Your answer must consist solely of the number of lines that contain the word "JSON".
--
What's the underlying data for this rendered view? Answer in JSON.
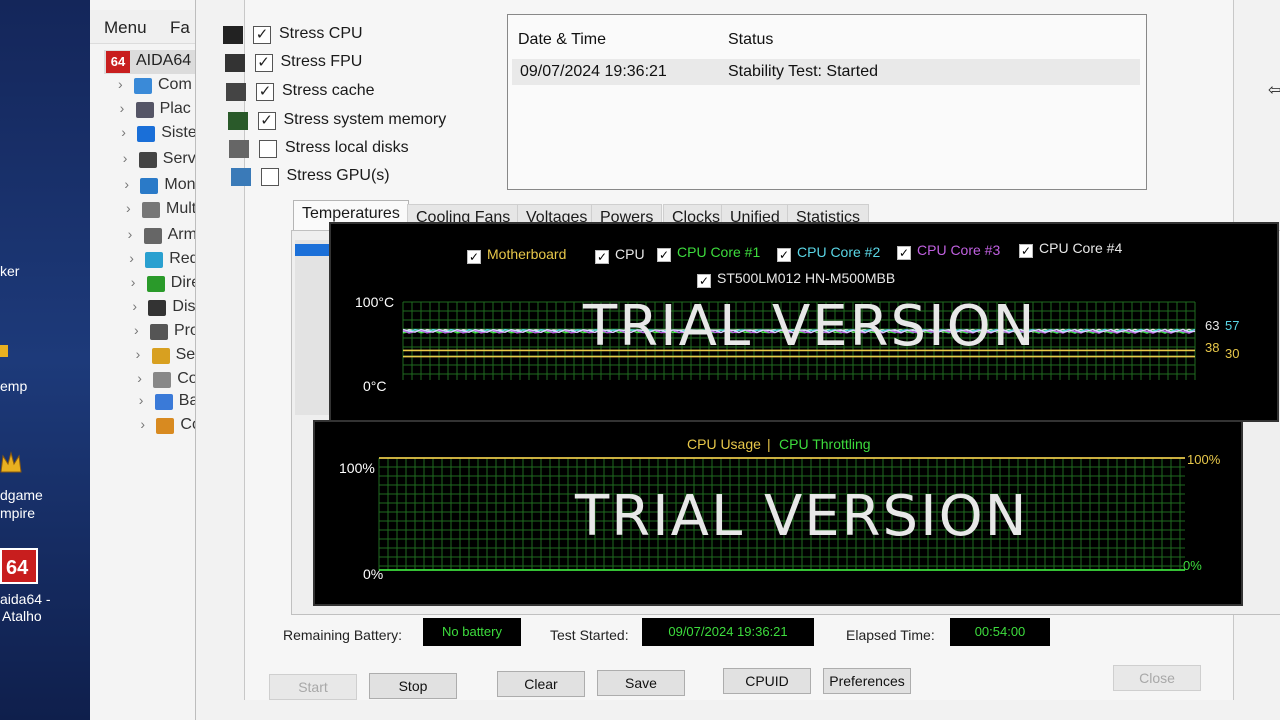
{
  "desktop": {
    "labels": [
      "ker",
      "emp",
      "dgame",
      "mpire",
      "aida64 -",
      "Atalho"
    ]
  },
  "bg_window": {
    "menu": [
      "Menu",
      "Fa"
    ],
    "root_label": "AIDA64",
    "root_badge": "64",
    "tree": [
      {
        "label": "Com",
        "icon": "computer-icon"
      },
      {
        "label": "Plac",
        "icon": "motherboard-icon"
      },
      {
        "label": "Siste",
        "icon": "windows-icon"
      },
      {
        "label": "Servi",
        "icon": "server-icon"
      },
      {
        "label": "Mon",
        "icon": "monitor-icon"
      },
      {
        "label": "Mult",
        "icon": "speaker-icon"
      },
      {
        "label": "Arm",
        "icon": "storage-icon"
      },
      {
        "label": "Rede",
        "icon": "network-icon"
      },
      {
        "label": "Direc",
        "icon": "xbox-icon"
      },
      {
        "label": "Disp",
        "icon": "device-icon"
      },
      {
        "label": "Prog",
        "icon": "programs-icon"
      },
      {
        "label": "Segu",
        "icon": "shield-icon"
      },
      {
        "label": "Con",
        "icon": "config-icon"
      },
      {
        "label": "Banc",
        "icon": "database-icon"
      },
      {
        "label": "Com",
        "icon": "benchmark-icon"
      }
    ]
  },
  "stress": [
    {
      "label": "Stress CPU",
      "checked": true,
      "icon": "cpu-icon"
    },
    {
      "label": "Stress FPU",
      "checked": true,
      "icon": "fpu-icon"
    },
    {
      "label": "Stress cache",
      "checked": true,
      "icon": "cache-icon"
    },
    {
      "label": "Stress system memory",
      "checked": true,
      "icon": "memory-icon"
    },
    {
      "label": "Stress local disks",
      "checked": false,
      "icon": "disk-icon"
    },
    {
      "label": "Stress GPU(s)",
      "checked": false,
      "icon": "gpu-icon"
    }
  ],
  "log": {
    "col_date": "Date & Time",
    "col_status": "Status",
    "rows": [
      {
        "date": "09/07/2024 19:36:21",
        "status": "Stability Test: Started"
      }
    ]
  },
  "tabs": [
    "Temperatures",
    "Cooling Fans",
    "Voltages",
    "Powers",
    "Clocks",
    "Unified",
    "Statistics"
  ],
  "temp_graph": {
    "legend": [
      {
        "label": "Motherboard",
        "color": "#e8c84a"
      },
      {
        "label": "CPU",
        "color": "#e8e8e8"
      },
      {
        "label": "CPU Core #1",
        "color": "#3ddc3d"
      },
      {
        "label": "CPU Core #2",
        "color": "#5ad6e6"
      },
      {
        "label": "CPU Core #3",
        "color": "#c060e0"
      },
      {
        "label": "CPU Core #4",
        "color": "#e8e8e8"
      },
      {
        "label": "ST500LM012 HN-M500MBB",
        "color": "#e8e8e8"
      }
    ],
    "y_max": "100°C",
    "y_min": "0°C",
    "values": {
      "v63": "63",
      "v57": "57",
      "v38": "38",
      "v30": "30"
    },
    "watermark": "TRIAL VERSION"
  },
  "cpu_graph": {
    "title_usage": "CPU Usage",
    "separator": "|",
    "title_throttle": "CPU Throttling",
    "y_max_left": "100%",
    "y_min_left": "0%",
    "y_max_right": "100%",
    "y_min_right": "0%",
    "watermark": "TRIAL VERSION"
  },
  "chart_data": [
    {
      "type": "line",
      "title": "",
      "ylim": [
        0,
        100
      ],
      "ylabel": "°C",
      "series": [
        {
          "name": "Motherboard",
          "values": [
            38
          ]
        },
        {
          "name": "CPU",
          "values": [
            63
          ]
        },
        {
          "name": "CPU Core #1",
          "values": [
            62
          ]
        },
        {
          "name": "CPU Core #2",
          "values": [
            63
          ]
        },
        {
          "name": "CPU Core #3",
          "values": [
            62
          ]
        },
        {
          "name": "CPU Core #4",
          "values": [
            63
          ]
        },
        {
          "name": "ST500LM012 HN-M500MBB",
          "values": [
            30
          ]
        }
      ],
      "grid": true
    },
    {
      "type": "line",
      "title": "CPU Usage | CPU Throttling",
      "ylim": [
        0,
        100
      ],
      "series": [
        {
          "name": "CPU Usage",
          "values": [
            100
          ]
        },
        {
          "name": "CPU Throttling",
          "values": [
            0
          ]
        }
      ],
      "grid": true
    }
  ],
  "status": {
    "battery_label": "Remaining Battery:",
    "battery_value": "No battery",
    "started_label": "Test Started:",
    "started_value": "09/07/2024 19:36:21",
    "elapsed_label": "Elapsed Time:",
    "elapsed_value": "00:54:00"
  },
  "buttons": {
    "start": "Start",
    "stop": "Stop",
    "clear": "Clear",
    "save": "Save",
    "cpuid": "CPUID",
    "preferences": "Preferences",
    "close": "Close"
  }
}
--
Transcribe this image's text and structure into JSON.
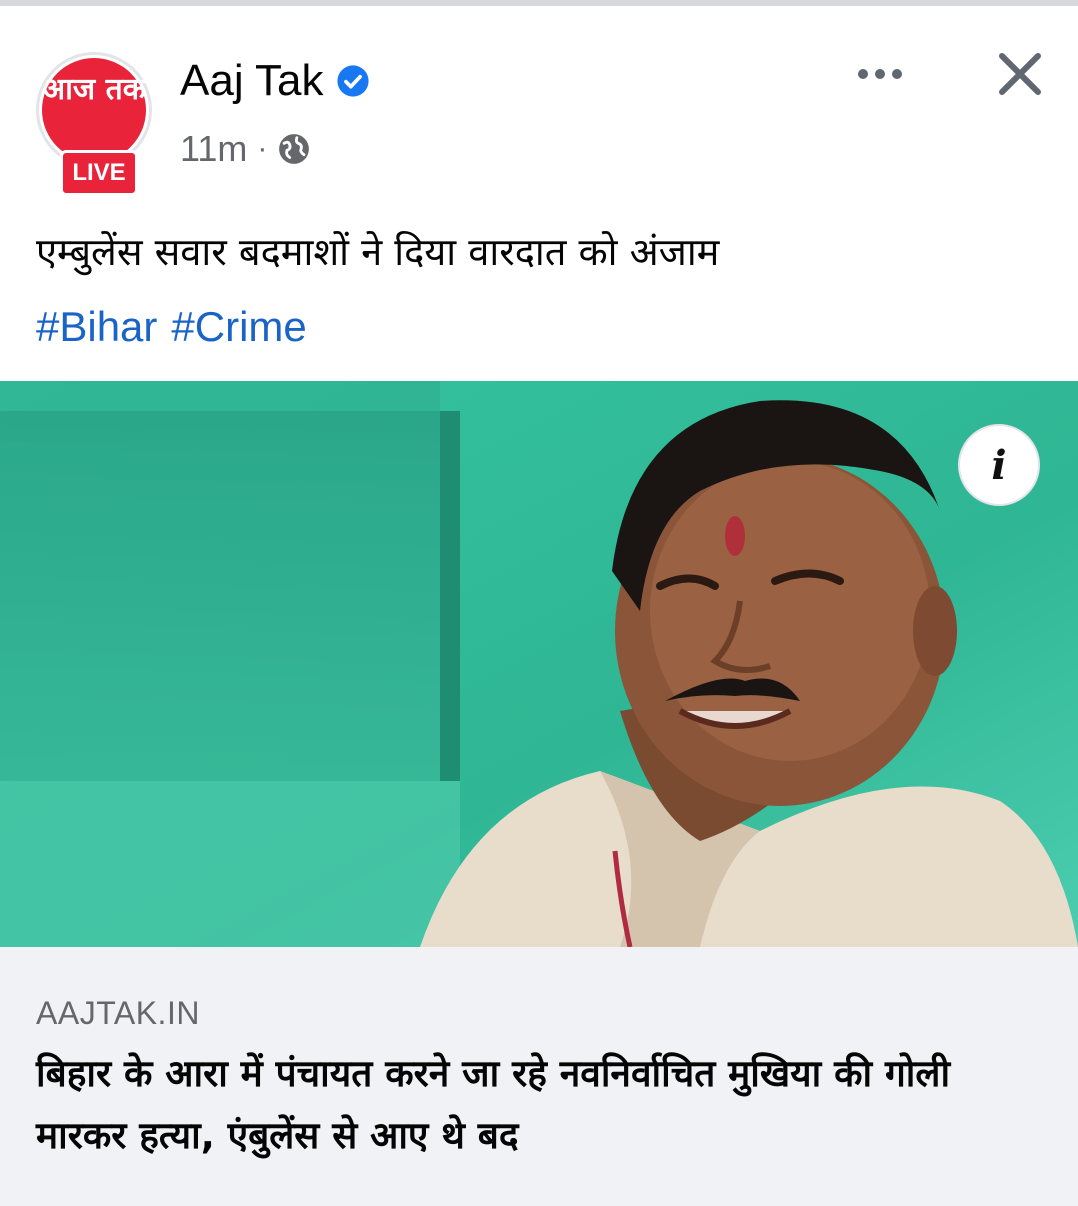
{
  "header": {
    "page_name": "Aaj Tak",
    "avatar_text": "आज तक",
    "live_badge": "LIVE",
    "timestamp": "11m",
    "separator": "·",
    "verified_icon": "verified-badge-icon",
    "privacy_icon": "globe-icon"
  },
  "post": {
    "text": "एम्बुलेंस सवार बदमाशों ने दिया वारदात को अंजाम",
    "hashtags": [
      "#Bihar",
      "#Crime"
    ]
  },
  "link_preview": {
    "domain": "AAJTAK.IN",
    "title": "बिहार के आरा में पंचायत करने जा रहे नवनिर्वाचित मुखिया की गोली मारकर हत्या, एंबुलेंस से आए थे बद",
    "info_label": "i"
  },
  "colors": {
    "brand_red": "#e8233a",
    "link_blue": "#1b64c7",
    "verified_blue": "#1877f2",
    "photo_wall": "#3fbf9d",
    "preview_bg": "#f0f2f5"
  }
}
--
◆ Written response: 2